- _Exercise_: Where the data below has the string "this", return the whole line.

- _Task inputs_:
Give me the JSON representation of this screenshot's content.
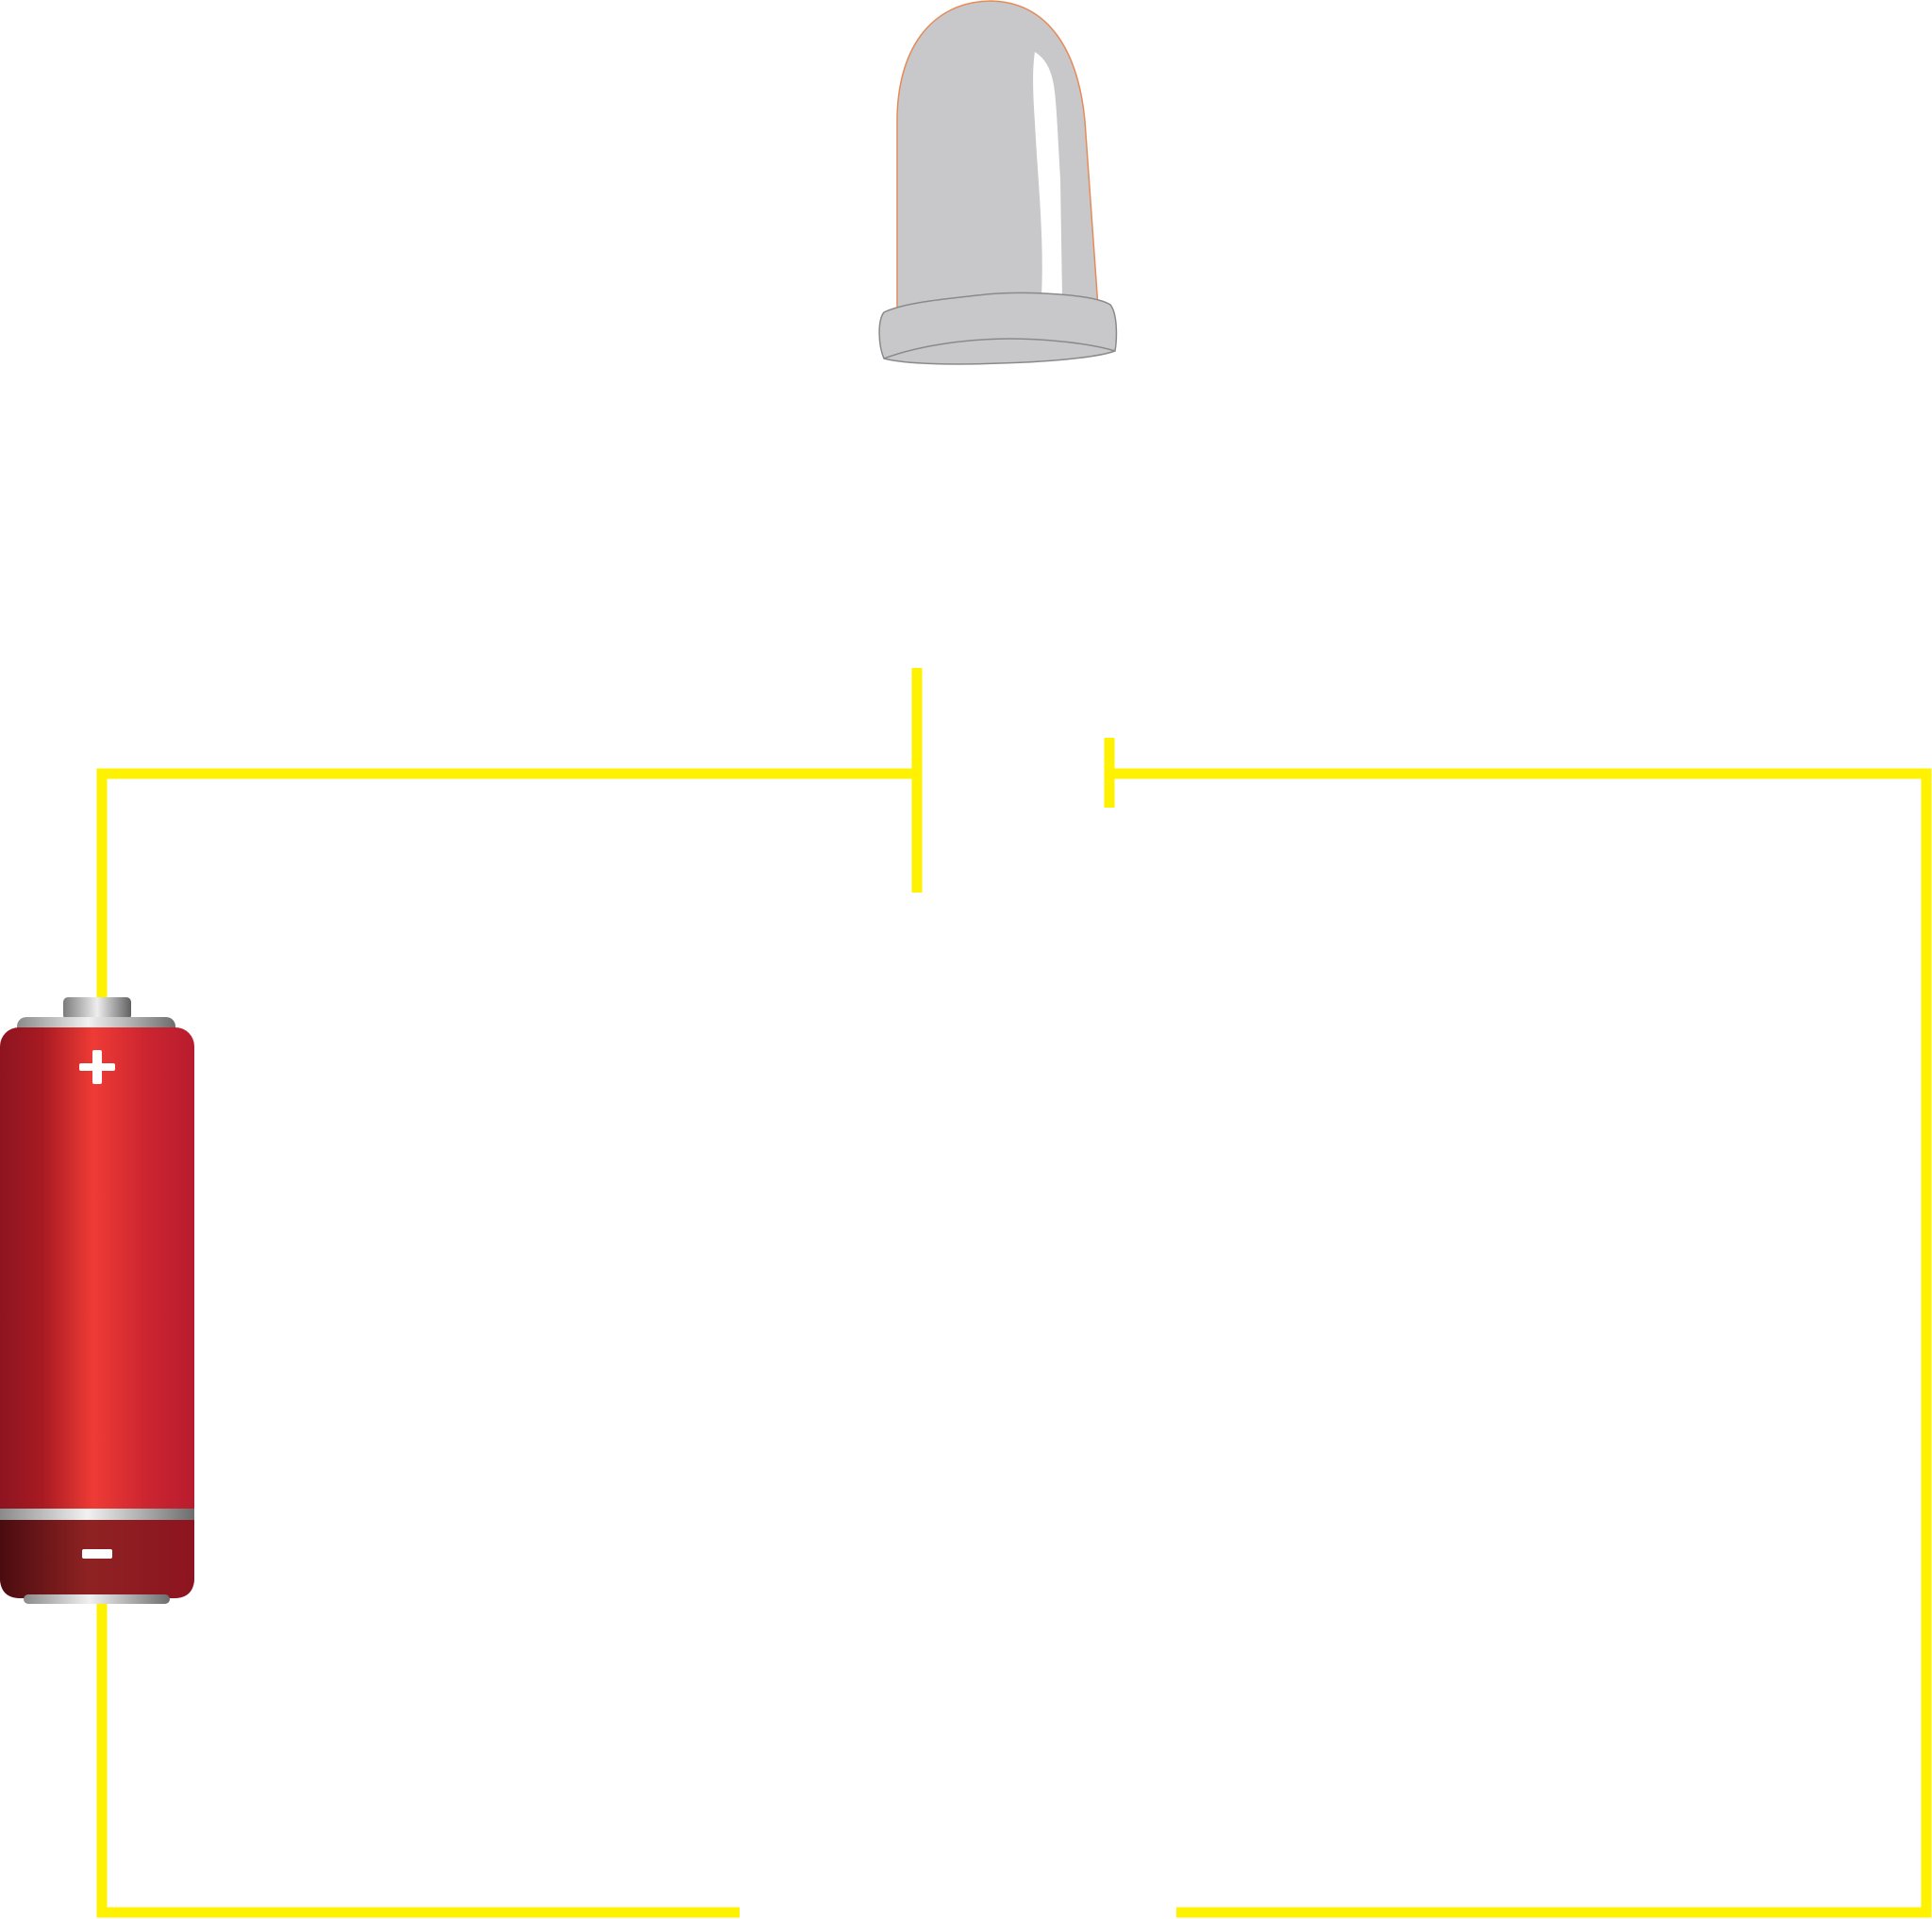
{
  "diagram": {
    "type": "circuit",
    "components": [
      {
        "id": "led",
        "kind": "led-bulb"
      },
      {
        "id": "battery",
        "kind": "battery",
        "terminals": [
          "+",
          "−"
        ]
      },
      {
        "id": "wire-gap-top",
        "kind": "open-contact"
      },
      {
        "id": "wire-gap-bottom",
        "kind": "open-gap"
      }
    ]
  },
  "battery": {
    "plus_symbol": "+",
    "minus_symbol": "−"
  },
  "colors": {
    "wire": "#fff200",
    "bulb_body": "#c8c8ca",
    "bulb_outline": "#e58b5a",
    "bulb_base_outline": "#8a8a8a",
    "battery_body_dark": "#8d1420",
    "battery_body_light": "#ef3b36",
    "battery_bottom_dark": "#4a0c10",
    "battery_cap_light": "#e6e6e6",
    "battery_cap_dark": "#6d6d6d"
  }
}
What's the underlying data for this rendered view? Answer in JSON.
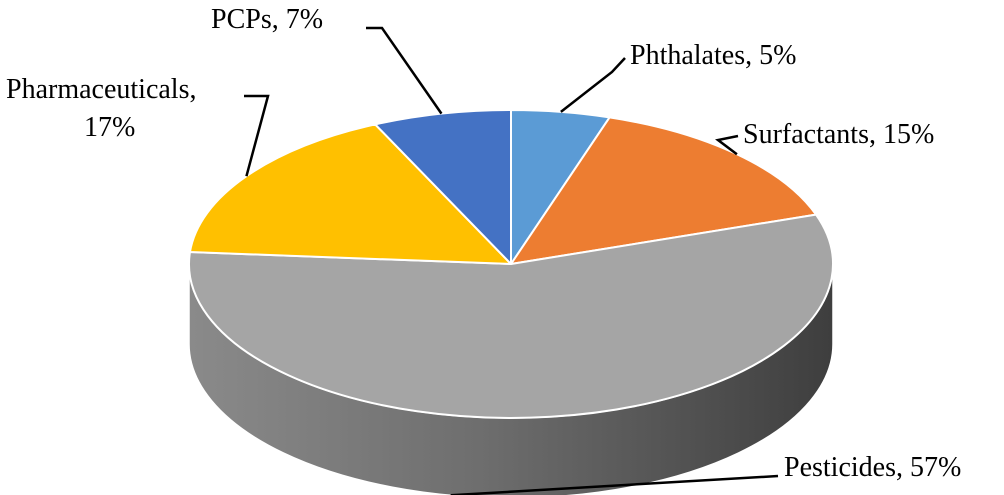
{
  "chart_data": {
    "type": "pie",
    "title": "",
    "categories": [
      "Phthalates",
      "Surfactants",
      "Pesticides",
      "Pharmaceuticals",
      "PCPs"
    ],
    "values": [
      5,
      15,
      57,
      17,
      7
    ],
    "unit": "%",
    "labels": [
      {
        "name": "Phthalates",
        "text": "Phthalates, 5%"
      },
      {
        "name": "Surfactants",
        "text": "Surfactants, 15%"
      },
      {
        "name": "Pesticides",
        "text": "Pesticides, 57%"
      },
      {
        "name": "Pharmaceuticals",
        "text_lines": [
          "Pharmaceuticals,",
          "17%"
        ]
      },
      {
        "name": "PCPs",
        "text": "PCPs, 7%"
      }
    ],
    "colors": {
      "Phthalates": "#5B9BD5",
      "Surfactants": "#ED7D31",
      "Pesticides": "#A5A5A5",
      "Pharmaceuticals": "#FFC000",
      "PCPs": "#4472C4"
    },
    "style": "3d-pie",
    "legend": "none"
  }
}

* * *

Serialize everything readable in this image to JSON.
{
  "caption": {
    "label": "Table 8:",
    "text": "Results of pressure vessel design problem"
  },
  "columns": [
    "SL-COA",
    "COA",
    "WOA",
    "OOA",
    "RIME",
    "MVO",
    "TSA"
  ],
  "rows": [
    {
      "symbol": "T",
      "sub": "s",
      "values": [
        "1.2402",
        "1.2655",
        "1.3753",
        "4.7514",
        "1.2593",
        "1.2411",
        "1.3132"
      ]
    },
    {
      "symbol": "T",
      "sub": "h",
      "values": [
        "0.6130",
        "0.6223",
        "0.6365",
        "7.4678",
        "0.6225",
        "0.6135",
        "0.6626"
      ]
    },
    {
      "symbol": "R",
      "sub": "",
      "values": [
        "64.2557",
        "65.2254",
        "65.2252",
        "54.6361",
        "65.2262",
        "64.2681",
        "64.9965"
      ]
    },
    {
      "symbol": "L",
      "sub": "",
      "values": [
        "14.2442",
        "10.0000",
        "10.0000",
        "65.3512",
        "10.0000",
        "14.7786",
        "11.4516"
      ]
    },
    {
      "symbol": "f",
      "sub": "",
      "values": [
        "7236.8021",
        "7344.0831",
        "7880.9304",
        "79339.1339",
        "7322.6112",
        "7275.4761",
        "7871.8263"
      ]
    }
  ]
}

==

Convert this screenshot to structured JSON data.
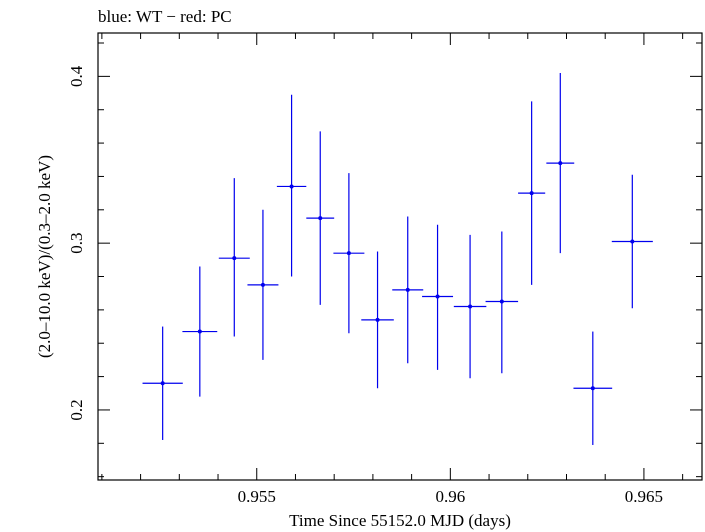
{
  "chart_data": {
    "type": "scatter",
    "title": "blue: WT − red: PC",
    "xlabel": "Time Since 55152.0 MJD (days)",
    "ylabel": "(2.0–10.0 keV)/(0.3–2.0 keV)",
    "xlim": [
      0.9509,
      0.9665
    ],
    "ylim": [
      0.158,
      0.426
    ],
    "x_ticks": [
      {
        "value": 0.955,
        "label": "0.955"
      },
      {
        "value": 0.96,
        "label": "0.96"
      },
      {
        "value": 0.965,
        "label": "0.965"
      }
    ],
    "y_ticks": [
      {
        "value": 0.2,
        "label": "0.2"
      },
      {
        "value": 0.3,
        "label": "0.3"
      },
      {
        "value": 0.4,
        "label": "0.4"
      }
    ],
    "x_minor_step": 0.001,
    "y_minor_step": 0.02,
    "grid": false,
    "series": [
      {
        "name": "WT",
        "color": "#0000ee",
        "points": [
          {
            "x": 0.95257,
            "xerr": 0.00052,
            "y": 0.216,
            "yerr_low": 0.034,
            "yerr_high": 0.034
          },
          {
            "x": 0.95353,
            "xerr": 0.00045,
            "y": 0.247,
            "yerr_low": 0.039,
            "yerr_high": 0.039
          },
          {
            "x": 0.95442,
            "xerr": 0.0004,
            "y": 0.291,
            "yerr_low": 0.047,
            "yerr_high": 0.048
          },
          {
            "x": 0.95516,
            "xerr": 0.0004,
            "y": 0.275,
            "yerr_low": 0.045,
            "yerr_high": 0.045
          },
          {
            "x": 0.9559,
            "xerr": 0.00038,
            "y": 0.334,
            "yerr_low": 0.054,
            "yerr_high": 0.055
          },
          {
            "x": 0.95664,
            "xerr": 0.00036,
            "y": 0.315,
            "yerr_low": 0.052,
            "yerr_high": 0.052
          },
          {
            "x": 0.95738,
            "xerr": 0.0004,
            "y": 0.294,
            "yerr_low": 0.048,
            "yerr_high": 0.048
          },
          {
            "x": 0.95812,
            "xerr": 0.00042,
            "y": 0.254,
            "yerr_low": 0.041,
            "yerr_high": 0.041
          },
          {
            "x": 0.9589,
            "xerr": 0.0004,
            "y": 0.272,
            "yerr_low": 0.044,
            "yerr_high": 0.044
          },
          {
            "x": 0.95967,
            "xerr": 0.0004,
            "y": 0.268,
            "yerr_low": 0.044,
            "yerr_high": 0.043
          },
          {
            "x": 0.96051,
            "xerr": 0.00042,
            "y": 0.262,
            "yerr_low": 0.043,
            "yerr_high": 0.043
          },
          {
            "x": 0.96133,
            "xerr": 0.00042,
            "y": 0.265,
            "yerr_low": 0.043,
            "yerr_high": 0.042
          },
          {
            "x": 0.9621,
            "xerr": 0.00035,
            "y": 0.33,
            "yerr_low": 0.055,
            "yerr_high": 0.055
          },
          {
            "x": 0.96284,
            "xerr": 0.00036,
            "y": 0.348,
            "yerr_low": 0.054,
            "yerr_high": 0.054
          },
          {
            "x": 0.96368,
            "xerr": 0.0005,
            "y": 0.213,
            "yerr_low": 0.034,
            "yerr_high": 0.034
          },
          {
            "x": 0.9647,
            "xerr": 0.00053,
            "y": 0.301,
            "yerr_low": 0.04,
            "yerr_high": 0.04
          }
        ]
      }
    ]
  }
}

- _Written reply_:
Give me the JSON representation of this screenshot's content.
What's the underlying data for this rendered view? Answer in JSON.
Serialize everything readable in this image to JSON.
Convert this screenshot to structured JSON data.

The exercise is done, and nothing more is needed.